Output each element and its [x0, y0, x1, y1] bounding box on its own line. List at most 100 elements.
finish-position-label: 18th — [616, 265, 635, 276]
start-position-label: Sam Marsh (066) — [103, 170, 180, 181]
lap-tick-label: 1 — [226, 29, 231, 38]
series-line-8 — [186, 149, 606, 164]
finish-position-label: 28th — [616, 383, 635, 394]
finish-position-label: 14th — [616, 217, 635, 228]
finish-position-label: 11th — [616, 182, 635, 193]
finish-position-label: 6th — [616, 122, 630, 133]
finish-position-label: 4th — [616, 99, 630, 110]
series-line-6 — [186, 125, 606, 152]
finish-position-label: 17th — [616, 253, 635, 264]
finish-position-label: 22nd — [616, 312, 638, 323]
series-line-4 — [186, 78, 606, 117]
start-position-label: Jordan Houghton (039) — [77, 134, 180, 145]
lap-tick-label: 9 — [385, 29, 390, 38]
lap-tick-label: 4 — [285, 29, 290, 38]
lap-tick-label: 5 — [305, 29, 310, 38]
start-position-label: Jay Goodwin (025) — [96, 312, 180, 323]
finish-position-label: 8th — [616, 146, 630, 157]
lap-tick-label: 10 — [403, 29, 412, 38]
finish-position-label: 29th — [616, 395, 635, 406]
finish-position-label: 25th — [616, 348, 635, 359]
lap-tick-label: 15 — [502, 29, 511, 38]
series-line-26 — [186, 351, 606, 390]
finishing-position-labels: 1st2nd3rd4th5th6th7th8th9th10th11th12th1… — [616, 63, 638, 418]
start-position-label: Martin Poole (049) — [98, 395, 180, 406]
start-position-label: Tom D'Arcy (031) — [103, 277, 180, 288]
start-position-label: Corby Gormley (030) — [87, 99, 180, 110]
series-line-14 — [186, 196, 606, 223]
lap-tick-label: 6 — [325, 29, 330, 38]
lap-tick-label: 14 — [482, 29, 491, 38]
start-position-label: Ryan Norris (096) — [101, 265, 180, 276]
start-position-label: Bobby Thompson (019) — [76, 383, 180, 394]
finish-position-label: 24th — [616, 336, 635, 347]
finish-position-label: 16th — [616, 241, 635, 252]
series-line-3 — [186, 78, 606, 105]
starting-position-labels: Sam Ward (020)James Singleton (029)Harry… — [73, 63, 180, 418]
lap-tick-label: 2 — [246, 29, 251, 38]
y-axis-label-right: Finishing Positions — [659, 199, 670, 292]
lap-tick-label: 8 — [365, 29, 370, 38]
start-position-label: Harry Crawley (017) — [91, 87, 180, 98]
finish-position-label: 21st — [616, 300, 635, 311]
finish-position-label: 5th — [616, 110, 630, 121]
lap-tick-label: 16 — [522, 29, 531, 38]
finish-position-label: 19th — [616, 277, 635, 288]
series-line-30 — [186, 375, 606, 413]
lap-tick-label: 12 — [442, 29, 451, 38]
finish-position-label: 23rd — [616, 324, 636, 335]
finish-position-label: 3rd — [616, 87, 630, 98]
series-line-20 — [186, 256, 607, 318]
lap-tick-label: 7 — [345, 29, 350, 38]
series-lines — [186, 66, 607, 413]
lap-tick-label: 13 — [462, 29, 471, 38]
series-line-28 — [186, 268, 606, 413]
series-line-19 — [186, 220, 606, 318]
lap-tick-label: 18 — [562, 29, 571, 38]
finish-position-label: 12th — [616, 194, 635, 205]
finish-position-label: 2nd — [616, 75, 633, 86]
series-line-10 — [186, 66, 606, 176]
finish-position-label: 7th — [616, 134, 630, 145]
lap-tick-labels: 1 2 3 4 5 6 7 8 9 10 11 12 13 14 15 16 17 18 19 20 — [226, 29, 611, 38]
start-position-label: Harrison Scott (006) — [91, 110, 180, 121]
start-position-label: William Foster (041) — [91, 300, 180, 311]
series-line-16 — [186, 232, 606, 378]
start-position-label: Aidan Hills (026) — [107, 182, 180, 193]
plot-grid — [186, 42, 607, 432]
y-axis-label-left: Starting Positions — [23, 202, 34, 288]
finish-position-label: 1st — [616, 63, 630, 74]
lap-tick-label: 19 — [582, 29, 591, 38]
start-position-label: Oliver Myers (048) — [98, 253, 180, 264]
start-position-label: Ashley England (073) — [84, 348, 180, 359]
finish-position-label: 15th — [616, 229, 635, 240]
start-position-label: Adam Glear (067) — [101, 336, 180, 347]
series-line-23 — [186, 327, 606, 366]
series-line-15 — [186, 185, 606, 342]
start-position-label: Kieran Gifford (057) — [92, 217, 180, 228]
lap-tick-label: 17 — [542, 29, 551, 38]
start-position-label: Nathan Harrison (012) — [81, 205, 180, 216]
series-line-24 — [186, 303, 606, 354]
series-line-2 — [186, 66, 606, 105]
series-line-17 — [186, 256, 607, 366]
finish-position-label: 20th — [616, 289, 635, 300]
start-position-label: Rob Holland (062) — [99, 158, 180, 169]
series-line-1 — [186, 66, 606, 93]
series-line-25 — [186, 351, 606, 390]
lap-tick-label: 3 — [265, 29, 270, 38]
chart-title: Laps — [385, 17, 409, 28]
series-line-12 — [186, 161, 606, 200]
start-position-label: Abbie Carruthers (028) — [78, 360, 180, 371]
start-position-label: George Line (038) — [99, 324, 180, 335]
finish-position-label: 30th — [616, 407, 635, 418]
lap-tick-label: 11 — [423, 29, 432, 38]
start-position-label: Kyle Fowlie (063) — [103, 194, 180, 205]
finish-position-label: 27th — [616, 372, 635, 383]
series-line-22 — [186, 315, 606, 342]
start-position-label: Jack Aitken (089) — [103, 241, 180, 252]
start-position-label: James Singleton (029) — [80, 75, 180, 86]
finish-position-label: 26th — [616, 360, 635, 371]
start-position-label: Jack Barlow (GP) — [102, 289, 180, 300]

**Written request:** Print the entire listing above once more, character for character, keeping every line in its original order.

**Task solution:**
Output each element and its [x0, y0, x1, y1] bounding box on its own line. List at most 100 elements.
finish-position-label: 18th — [616, 265, 635, 276]
start-position-label: Sam Marsh (066) — [103, 170, 180, 181]
lap-tick-label: 1 — [226, 29, 231, 38]
series-line-8 — [186, 149, 606, 164]
finish-position-label: 28th — [616, 383, 635, 394]
finish-position-label: 14th — [616, 217, 635, 228]
finish-position-label: 11th — [616, 182, 635, 193]
finish-position-label: 6th — [616, 122, 630, 133]
finish-position-label: 4th — [616, 99, 630, 110]
series-line-6 — [186, 125, 606, 152]
finish-position-label: 17th — [616, 253, 635, 264]
finish-position-label: 22nd — [616, 312, 638, 323]
series-line-4 — [186, 78, 606, 117]
start-position-label: Jordan Houghton (039) — [77, 134, 180, 145]
lap-tick-label: 9 — [385, 29, 390, 38]
lap-tick-label: 4 — [285, 29, 290, 38]
lap-tick-label: 5 — [305, 29, 310, 38]
start-position-label: Jay Goodwin (025) — [96, 312, 180, 323]
finish-position-label: 8th — [616, 146, 630, 157]
lap-tick-label: 10 — [403, 29, 412, 38]
finish-position-label: 29th — [616, 395, 635, 406]
finish-position-label: 25th — [616, 348, 635, 359]
lap-tick-label: 15 — [502, 29, 511, 38]
series-line-26 — [186, 351, 606, 390]
finishing-position-labels: 1st2nd3rd4th5th6th7th8th9th10th11th12th1… — [616, 63, 638, 418]
start-position-label: Martin Poole (049) — [98, 395, 180, 406]
start-position-label: Tom D'Arcy (031) — [103, 277, 180, 288]
start-position-label: Corby Gormley (030) — [87, 99, 180, 110]
series-line-14 — [186, 196, 606, 223]
lap-tick-label: 6 — [325, 29, 330, 38]
lap-tick-label: 14 — [482, 29, 491, 38]
start-position-label: Ryan Norris (096) — [101, 265, 180, 276]
start-position-label: Bobby Thompson (019) — [76, 383, 180, 394]
finish-position-label: 24th — [616, 336, 635, 347]
finish-position-label: 16th — [616, 241, 635, 252]
series-line-3 — [186, 78, 606, 105]
starting-position-labels: Sam Ward (020)James Singleton (029)Harry… — [73, 63, 180, 418]
lap-tick-label: 2 — [246, 29, 251, 38]
y-axis-label-right: Finishing Positions — [659, 199, 670, 292]
lap-tick-label: 8 — [365, 29, 370, 38]
start-position-label: Harry Crawley (017) — [91, 87, 180, 98]
finish-position-label: 21st — [616, 300, 635, 311]
finish-position-label: 5th — [616, 110, 630, 121]
lap-tick-label: 16 — [522, 29, 531, 38]
finish-position-label: 19th — [616, 277, 635, 288]
series-line-30 — [186, 375, 606, 413]
lap-tick-label: 12 — [442, 29, 451, 38]
finish-position-label: 23rd — [616, 324, 636, 335]
finish-position-label: 3rd — [616, 87, 630, 98]
series-line-20 — [186, 256, 607, 318]
lap-tick-label: 7 — [345, 29, 350, 38]
series-lines — [186, 66, 607, 413]
lap-tick-label: 13 — [462, 29, 471, 38]
series-line-28 — [186, 268, 606, 413]
series-line-19 — [186, 220, 606, 318]
lap-tick-label: 18 — [562, 29, 571, 38]
finish-position-label: 12th — [616, 194, 635, 205]
finish-position-label: 2nd — [616, 75, 633, 86]
series-line-10 — [186, 66, 606, 176]
finish-position-label: 7th — [616, 134, 630, 145]
lap-tick-labels: 1 2 3 4 5 6 7 8 9 10 11 12 13 14 15 16 17 18 19 20 — [226, 29, 611, 38]
start-position-label: Harrison Scott (006) — [91, 110, 180, 121]
start-position-label: William Foster (041) — [91, 300, 180, 311]
series-line-16 — [186, 232, 606, 378]
start-position-label: Aidan Hills (026) — [107, 182, 180, 193]
plot-grid — [186, 42, 607, 432]
y-axis-label-left: Starting Positions — [23, 202, 34, 288]
finish-position-label: 1st — [616, 63, 630, 74]
lap-tick-label: 19 — [582, 29, 591, 38]
start-position-label: Oliver Myers (048) — [98, 253, 180, 264]
start-position-label: Ashley England (073) — [84, 348, 180, 359]
finish-position-label: 15th — [616, 229, 635, 240]
start-position-label: Adam Glear (067) — [101, 336, 180, 347]
series-line-23 — [186, 327, 606, 366]
series-line-15 — [186, 185, 606, 342]
start-position-label: Kieran Gifford (057) — [92, 217, 180, 228]
lap-tick-label: 17 — [542, 29, 551, 38]
start-position-label: Nathan Harrison (012) — [81, 205, 180, 216]
series-line-24 — [186, 303, 606, 354]
series-line-2 — [186, 66, 606, 105]
series-line-17 — [186, 256, 607, 366]
finish-position-label: 20th — [616, 289, 635, 300]
start-position-label: Rob Holland (062) — [99, 158, 180, 169]
series-line-1 — [186, 66, 606, 93]
series-line-25 — [186, 351, 606, 390]
lap-tick-label: 3 — [265, 29, 270, 38]
chart-title: Laps — [385, 17, 409, 28]
series-line-12 — [186, 161, 606, 200]
start-position-label: Abbie Carruthers (028) — [78, 360, 180, 371]
start-position-label: George Line (038) — [99, 324, 180, 335]
finish-position-label: 30th — [616, 407, 635, 418]
lap-tick-label: 11 — [423, 29, 432, 38]
start-position-label: Kyle Fowlie (063) — [103, 194, 180, 205]
finish-position-label: 27th — [616, 372, 635, 383]
series-line-22 — [186, 315, 606, 342]
start-position-label: Jack Aitken (089) — [103, 241, 180, 252]
start-position-label: James Singleton (029) — [80, 75, 180, 86]
finish-position-label: 26th — [616, 360, 635, 371]
start-position-label: Jack Barlow (GP) — [102, 289, 180, 300]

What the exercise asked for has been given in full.